## SUPPLIED ENTRIES
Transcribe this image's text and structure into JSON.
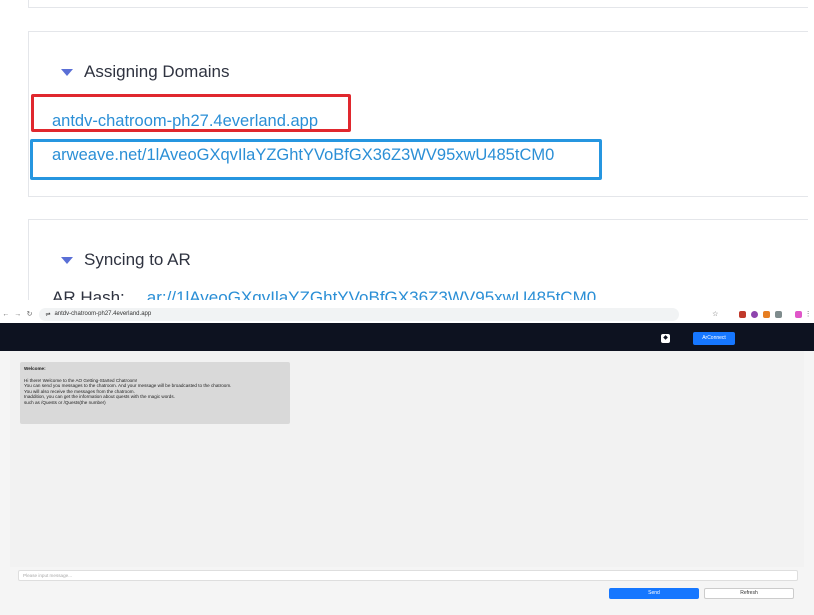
{
  "doc": {
    "assigning": {
      "title": "Assigning Domains",
      "domain_link": "antdv-chatroom-ph27.4everland.app",
      "arweave_link": "arweave.net/1lAveoGXqvIlaYZGhtYVoBfGX36Z3WV95xwU485tCM0"
    },
    "syncing": {
      "title": "Syncing to AR",
      "hash_label": "AR Hash:",
      "hash_value": "ar://1lAveoGXqvIlaYZGhtYVoBfGX36Z3WV95xwU485tCM0"
    }
  },
  "browser": {
    "url": "antdv-chatroom-ph27.4everland.app",
    "back_icon": "back-arrow-icon",
    "forward_icon": "forward-arrow-icon",
    "reload_icon": "reload-icon",
    "star_icon": "star-icon",
    "menu_icon": "kebab-menu-icon",
    "extension_colors": [
      "#c0392b",
      "#8e44ad",
      "#e67e22",
      "#7f8c8d",
      "#e056c9"
    ]
  },
  "app": {
    "connect_label": "ArConnect",
    "messages": [
      {
        "title": "Welcome:",
        "lines": [
          "Hi there! Welcome to the AO Getting-Started Chatroom!",
          "You can send you messages to the chatroom. And your message will be broadcasted to the chatroom.",
          "You will also receive the messages from the chatroom.",
          "Inaddition, you can get the information about quests with the magic words.",
          "such as /Quests or /Quests(the number)"
        ]
      }
    ],
    "input_placeholder": "Please input message...",
    "send_label": "Send",
    "refresh_label": "Refresh"
  }
}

## WHAT THE EXERCISE ASKS
Omit any images, then output the listing exactly.

## EXERCISE SOLUTION
Transcribe this image's text and structure into JSON.
{
  "doc": {
    "assigning": {
      "title": "Assigning Domains",
      "domain_link": "antdv-chatroom-ph27.4everland.app",
      "arweave_link": "arweave.net/1lAveoGXqvIlaYZGhtYVoBfGX36Z3WV95xwU485tCM0"
    },
    "syncing": {
      "title": "Syncing to AR",
      "hash_label": "AR Hash:",
      "hash_value": "ar://1lAveoGXqvIlaYZGhtYVoBfGX36Z3WV95xwU485tCM0"
    }
  },
  "browser": {
    "url": "antdv-chatroom-ph27.4everland.app",
    "back_icon": "back-arrow-icon",
    "forward_icon": "forward-arrow-icon",
    "reload_icon": "reload-icon",
    "star_icon": "star-icon",
    "menu_icon": "kebab-menu-icon",
    "extension_colors": [
      "#c0392b",
      "#8e44ad",
      "#e67e22",
      "#7f8c8d",
      "#e056c9"
    ]
  },
  "app": {
    "connect_label": "ArConnect",
    "messages": [
      {
        "title": "Welcome:",
        "lines": [
          "Hi there! Welcome to the AO Getting-Started Chatroom!",
          "You can send you messages to the chatroom. And your message will be broadcasted to the chatroom.",
          "You will also receive the messages from the chatroom.",
          "Inaddition, you can get the information about quests with the magic words.",
          "such as /Quests or /Quests(the number)"
        ]
      }
    ],
    "input_placeholder": "Please input message...",
    "send_label": "Send",
    "refresh_label": "Refresh"
  }
}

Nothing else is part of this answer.